## START

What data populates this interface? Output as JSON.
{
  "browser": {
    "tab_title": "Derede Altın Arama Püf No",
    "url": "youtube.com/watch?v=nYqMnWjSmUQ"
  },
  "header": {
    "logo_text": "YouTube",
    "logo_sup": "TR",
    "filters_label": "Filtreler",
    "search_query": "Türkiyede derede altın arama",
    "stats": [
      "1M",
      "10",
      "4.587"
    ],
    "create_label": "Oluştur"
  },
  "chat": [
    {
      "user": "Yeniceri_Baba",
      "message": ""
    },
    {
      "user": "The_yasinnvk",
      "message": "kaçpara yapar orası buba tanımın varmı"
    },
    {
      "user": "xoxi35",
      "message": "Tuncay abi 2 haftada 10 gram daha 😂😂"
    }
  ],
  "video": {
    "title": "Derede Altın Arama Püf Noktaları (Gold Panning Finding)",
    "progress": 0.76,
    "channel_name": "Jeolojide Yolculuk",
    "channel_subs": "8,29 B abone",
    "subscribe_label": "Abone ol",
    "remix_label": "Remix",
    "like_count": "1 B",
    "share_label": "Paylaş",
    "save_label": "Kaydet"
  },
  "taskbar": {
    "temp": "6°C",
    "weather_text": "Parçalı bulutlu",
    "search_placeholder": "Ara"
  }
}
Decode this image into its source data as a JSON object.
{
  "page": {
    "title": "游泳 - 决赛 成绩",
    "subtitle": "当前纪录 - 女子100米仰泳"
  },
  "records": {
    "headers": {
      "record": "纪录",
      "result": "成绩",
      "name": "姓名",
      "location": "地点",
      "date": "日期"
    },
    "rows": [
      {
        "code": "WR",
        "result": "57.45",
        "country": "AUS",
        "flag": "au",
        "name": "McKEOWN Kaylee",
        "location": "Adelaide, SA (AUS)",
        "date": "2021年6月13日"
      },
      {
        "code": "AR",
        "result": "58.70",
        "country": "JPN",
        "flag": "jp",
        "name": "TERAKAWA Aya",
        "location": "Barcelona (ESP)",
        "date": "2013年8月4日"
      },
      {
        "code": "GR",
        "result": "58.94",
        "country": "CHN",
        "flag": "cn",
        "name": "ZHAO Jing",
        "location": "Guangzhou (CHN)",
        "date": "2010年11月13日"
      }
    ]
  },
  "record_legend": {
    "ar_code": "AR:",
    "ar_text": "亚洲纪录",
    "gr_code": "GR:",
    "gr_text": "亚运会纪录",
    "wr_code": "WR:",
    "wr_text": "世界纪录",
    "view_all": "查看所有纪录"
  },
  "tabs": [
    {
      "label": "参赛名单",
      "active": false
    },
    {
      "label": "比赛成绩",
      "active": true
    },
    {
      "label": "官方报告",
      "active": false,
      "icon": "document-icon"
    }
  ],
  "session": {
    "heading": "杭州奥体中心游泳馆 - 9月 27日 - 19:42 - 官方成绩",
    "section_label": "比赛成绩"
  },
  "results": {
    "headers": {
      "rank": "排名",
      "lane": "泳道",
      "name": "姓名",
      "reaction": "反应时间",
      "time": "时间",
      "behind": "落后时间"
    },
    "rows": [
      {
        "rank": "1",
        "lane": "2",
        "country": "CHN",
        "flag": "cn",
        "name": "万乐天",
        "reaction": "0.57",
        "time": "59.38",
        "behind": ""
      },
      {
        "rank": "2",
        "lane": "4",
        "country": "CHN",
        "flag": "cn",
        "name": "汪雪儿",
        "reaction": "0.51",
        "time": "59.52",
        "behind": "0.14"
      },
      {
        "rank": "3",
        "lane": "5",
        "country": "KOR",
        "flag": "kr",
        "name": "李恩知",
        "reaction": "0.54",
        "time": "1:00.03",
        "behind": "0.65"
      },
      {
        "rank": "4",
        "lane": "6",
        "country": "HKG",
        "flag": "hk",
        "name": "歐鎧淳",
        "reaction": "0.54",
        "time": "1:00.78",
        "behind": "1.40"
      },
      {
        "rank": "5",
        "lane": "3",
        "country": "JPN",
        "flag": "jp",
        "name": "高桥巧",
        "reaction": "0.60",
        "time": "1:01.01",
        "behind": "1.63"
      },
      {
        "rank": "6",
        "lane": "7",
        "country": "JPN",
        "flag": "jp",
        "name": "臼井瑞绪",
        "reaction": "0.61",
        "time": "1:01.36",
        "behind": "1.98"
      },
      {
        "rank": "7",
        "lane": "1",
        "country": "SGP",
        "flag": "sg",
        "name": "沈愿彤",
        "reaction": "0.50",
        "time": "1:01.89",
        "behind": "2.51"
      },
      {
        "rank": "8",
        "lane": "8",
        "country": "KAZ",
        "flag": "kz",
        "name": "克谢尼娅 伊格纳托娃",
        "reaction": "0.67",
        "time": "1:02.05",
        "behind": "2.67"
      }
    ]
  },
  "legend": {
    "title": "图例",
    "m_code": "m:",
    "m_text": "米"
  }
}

## END

[Task requirements] List each line in the listing that contains the string "this".

[Answer in full]
What data populates this interface? Output as JSON.
Decode this image into its source data as a JSON object.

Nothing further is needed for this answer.